* _Consigne_
Recopiez fidèlement toutes les lignes qui suivent, sans y apporter la moindre modification.

* _Lignes de données_
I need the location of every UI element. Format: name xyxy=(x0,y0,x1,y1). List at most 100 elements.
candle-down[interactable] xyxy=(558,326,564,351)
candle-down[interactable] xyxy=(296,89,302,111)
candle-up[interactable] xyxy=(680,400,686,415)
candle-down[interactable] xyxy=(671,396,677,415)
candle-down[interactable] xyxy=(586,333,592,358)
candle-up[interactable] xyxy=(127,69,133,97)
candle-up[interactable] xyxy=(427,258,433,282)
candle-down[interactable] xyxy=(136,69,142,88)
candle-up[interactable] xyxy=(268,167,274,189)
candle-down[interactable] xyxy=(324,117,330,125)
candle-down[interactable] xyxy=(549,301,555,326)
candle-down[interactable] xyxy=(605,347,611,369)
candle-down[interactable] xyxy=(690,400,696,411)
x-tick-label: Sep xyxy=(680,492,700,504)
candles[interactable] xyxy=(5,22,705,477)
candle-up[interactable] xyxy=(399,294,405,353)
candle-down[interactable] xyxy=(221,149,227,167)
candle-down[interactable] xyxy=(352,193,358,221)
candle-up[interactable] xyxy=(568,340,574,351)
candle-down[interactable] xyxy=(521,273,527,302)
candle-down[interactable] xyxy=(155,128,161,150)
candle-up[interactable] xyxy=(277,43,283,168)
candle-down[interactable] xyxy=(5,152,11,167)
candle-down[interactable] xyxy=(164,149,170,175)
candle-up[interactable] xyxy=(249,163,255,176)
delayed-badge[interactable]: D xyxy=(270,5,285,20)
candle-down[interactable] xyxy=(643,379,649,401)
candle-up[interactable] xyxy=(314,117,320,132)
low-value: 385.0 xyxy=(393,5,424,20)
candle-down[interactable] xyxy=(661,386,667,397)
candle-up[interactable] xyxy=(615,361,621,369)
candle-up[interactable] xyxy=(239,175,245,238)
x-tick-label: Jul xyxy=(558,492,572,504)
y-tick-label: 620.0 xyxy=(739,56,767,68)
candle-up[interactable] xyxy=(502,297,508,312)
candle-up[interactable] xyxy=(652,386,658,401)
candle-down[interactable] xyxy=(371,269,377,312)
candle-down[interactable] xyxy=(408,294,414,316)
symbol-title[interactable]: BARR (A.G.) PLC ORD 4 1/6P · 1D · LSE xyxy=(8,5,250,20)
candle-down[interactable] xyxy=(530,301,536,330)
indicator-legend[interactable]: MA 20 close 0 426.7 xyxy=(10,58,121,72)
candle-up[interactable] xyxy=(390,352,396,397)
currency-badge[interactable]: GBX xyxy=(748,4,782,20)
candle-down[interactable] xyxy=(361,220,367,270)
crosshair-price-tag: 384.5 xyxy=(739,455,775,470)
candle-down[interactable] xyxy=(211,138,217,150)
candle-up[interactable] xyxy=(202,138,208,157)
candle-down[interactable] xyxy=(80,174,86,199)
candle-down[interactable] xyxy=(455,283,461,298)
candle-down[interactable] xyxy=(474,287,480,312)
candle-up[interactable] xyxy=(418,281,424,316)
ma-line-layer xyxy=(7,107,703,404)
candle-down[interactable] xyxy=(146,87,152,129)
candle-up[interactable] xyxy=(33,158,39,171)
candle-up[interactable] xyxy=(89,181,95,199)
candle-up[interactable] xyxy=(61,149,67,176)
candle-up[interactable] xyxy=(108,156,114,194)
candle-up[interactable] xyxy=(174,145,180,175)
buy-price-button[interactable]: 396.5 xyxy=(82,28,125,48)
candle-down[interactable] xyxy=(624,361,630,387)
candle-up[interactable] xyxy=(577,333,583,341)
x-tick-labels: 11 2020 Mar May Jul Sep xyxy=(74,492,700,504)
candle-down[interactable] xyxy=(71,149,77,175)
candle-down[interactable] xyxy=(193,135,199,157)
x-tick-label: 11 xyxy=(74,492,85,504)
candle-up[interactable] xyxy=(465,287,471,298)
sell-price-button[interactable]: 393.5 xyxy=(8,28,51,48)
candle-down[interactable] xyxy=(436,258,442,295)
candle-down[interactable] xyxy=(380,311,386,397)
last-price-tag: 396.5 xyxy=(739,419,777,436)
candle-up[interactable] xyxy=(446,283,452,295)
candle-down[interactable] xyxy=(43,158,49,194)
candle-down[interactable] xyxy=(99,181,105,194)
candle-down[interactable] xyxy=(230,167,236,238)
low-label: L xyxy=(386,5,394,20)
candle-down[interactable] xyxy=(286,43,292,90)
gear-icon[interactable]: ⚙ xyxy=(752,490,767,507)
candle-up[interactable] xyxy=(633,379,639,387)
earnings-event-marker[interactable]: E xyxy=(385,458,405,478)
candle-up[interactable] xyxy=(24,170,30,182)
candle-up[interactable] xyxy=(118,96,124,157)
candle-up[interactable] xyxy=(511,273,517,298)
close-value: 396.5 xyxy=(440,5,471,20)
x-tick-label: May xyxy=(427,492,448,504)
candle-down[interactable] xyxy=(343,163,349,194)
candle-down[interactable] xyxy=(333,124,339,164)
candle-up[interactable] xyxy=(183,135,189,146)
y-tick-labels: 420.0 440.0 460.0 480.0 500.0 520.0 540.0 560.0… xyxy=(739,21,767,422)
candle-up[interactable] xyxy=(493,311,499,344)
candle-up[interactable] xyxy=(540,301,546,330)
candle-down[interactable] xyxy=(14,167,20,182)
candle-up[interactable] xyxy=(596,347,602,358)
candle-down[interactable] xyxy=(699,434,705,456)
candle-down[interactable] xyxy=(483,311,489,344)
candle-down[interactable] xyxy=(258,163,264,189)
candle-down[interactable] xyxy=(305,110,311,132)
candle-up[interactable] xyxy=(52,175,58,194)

* _Réponse_
I need the location of every UI element. Format: name xyxy=(x0,y0,x1,y1). List at most 100 elements.
candle-down[interactable] xyxy=(558,326,564,351)
candle-down[interactable] xyxy=(296,89,302,111)
candle-up[interactable] xyxy=(680,400,686,415)
candle-down[interactable] xyxy=(671,396,677,415)
candle-down[interactable] xyxy=(586,333,592,358)
candle-up[interactable] xyxy=(127,69,133,97)
candle-up[interactable] xyxy=(427,258,433,282)
candle-down[interactable] xyxy=(136,69,142,88)
candle-up[interactable] xyxy=(268,167,274,189)
candle-down[interactable] xyxy=(324,117,330,125)
candle-down[interactable] xyxy=(549,301,555,326)
candle-down[interactable] xyxy=(605,347,611,369)
candle-down[interactable] xyxy=(690,400,696,411)
x-tick-label: Sep xyxy=(680,492,700,504)
candles[interactable] xyxy=(5,22,705,477)
candle-up[interactable] xyxy=(399,294,405,353)
candle-down[interactable] xyxy=(221,149,227,167)
candle-down[interactable] xyxy=(352,193,358,221)
candle-up[interactable] xyxy=(568,340,574,351)
candle-down[interactable] xyxy=(521,273,527,302)
candle-down[interactable] xyxy=(155,128,161,150)
candle-up[interactable] xyxy=(277,43,283,168)
candle-down[interactable] xyxy=(5,152,11,167)
candle-down[interactable] xyxy=(164,149,170,175)
candle-up[interactable] xyxy=(249,163,255,176)
delayed-badge[interactable]: D xyxy=(270,5,285,20)
candle-down[interactable] xyxy=(643,379,649,401)
candle-up[interactable] xyxy=(314,117,320,132)
low-value: 385.0 xyxy=(393,5,424,20)
candle-down[interactable] xyxy=(661,386,667,397)
candle-up[interactable] xyxy=(615,361,621,369)
candle-up[interactable] xyxy=(239,175,245,238)
x-tick-label: Jul xyxy=(558,492,572,504)
y-tick-label: 620.0 xyxy=(739,56,767,68)
candle-up[interactable] xyxy=(502,297,508,312)
candle-up[interactable] xyxy=(652,386,658,401)
candle-down[interactable] xyxy=(371,269,377,312)
candle-down[interactable] xyxy=(408,294,414,316)
symbol-title[interactable]: BARR (A.G.) PLC ORD 4 1/6P · 1D · LSE xyxy=(8,5,250,20)
candle-down[interactable] xyxy=(530,301,536,330)
indicator-legend[interactable]: MA 20 close 0 426.7 xyxy=(10,58,121,72)
candle-up[interactable] xyxy=(390,352,396,397)
currency-badge[interactable]: GBX xyxy=(748,4,782,20)
candle-down[interactable] xyxy=(361,220,367,270)
crosshair-price-tag: 384.5 xyxy=(739,455,775,470)
candle-down[interactable] xyxy=(211,138,217,150)
candle-up[interactable] xyxy=(202,138,208,157)
candle-down[interactable] xyxy=(80,174,86,199)
candle-down[interactable] xyxy=(455,283,461,298)
candle-down[interactable] xyxy=(474,287,480,312)
candle-up[interactable] xyxy=(418,281,424,316)
ma-line-layer xyxy=(7,107,703,404)
candle-down[interactable] xyxy=(146,87,152,129)
candle-up[interactable] xyxy=(33,158,39,171)
candle-up[interactable] xyxy=(89,181,95,199)
candle-up[interactable] xyxy=(61,149,67,176)
candle-up[interactable] xyxy=(108,156,114,194)
candle-up[interactable] xyxy=(174,145,180,175)
buy-price-button[interactable]: 396.5 xyxy=(82,28,125,48)
candle-down[interactable] xyxy=(624,361,630,387)
candle-up[interactable] xyxy=(577,333,583,341)
x-tick-labels: 11 2020 Mar May Jul Sep xyxy=(74,492,700,504)
candle-down[interactable] xyxy=(71,149,77,175)
candle-down[interactable] xyxy=(193,135,199,157)
x-tick-label: 11 xyxy=(74,492,85,504)
candle-up[interactable] xyxy=(465,287,471,298)
sell-price-button[interactable]: 393.5 xyxy=(8,28,51,48)
candle-down[interactable] xyxy=(436,258,442,295)
candle-down[interactable] xyxy=(380,311,386,397)
last-price-tag: 396.5 xyxy=(739,419,777,436)
candle-up[interactable] xyxy=(446,283,452,295)
candle-down[interactable] xyxy=(43,158,49,194)
candle-down[interactable] xyxy=(99,181,105,194)
candle-down[interactable] xyxy=(230,167,236,238)
low-label: L xyxy=(386,5,394,20)
candle-down[interactable] xyxy=(286,43,292,90)
gear-icon[interactable]: ⚙ xyxy=(752,490,767,507)
candle-up[interactable] xyxy=(633,379,639,387)
earnings-event-marker[interactable]: E xyxy=(385,458,405,478)
candle-up[interactable] xyxy=(24,170,30,182)
candle-up[interactable] xyxy=(118,96,124,157)
candle-up[interactable] xyxy=(511,273,517,298)
close-value: 396.5 xyxy=(440,5,471,20)
x-tick-label: May xyxy=(427,492,448,504)
candle-down[interactable] xyxy=(343,163,349,194)
candle-down[interactable] xyxy=(333,124,339,164)
candle-up[interactable] xyxy=(183,135,189,146)
y-tick-labels: 420.0 440.0 460.0 480.0 500.0 520.0 540.0 560.0… xyxy=(739,21,767,422)
candle-up[interactable] xyxy=(493,311,499,344)
candle-up[interactable] xyxy=(540,301,546,330)
candle-down[interactable] xyxy=(14,167,20,182)
candle-up[interactable] xyxy=(596,347,602,358)
candle-down[interactable] xyxy=(699,434,705,456)
candle-down[interactable] xyxy=(483,311,489,344)
candle-down[interactable] xyxy=(258,163,264,189)
candle-down[interactable] xyxy=(305,110,311,132)
candle-up[interactable] xyxy=(52,175,58,194)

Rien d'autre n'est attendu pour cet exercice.